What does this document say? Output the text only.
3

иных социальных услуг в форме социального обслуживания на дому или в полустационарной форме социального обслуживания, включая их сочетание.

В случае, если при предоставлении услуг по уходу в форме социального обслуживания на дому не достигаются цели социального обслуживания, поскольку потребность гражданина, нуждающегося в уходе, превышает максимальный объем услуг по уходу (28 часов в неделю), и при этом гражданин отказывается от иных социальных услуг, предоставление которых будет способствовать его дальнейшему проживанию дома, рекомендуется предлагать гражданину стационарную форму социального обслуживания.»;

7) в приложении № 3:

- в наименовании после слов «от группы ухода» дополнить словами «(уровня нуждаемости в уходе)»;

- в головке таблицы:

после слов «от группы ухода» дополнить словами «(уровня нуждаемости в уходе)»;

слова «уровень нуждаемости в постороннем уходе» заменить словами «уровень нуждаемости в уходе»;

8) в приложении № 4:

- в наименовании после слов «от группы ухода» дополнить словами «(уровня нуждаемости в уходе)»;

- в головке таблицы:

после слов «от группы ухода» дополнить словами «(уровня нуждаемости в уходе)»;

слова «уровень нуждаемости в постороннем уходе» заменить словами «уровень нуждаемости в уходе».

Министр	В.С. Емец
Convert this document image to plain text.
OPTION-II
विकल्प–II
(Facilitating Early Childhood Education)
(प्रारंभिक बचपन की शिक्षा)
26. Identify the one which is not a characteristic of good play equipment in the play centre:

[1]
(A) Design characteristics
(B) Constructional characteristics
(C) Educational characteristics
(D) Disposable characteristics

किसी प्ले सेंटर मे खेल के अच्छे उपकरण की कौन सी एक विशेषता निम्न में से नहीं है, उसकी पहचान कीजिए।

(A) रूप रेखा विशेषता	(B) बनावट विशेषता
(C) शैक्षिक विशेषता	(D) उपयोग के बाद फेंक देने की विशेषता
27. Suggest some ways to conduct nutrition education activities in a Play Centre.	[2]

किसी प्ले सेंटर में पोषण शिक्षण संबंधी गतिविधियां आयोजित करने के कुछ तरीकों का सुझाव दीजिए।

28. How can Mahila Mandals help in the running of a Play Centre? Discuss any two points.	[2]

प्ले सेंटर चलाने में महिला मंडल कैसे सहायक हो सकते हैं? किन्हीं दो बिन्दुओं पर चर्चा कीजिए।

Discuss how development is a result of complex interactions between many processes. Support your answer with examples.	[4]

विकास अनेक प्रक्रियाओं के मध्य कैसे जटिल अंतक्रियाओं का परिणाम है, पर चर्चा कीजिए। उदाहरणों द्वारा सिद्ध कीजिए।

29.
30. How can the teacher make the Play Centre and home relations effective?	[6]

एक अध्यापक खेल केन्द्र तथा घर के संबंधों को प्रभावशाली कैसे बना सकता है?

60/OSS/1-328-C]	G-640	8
::::::::::
Job: Every line above should be retyped exactly as given.

Task solution:
What does this document say? Output the text only.
3

иных социальных услуг в форме социального обслуживания на дому или в полустационарной форме социального обслуживания, включая их сочетание.

В случае, если при предоставлении услуг по уходу в форме социального обслуживания на дому не достигаются цели социального обслуживания, поскольку потребность гражданина, нуждающегося в уходе, превышает максимальный объем услуг по уходу (28 часов в неделю), и при этом гражданин отказывается от иных социальных услуг, предоставление которых будет способствовать его дальнейшему проживанию дома, рекомендуется предлагать гражданину стационарную форму социального обслуживания.»;

7) в приложении № 3:

- в наименовании после слов «от группы ухода» дополнить словами «(уровня нуждаемости в уходе)»;

- в головке таблицы:

после слов «от группы ухода» дополнить словами «(уровня нуждаемости в уходе)»;

слова «уровень нуждаемости в постороннем уходе» заменить словами «уровень нуждаемости в уходе»;

8) в приложении № 4:

- в наименовании после слов «от группы ухода» дополнить словами «(уровня нуждаемости в уходе)»;

- в головке таблицы:

после слов «от группы ухода» дополнить словами «(уровня нуждаемости в уходе)»;

слова «уровень нуждаемости в постороннем уходе» заменить словами «уровень нуждаемости в уходе».

Министр	В.С. Емец
Convert this document image to plain text.
OPTION-II
विकल्प–II
(Facilitating Early Childhood Education)
(प्रारंभिक बचपन की शिक्षा)
26. Identify the one which is not a characteristic of good play equipment in the play centre:

[1]
(A) Design characteristics
(B) Constructional characteristics
(C) Educational characteristics
(D) Disposable characteristics

किसी प्ले सेंटर मे खेल के अच्छे उपकरण की कौन सी एक विशेषता निम्न में से नहीं है, उसकी पहचान कीजिए।

(A) रूप रेखा विशेषता	(B) बनावट विशेषता
(C) शैक्षिक विशेषता	(D) उपयोग के बाद फेंक देने की विशेषता
27. Suggest some ways to conduct nutrition education activities in a Play Centre.	[2]

किसी प्ले सेंटर में पोषण शिक्षण संबंधी गतिविधियां आयोजित करने के कुछ तरीकों का सुझाव दीजिए।

28. How can Mahila Mandals help in the running of a Play Centre? Discuss any two points.	[2]

प्ले सेंटर चलाने में महिला मंडल कैसे सहायक हो सकते हैं? किन्हीं दो बिन्दुओं पर चर्चा कीजिए।

Discuss how development is a result of complex interactions between many processes. Support your answer with examples.	[4]

विकास अनेक प्रक्रियाओं के मध्य कैसे जटिल अंतक्रियाओं का परिणाम है, पर चर्चा कीजिए। उदाहरणों द्वारा सिद्ध कीजिए।

29.
30. How can the teacher make the Play Centre and home relations effective?	[6]

एक अध्यापक खेल केन्द्र तथा घर के संबंधों को प्रभावशाली कैसे बना सकता है?

60/OSS/1-328-C]	G-640	8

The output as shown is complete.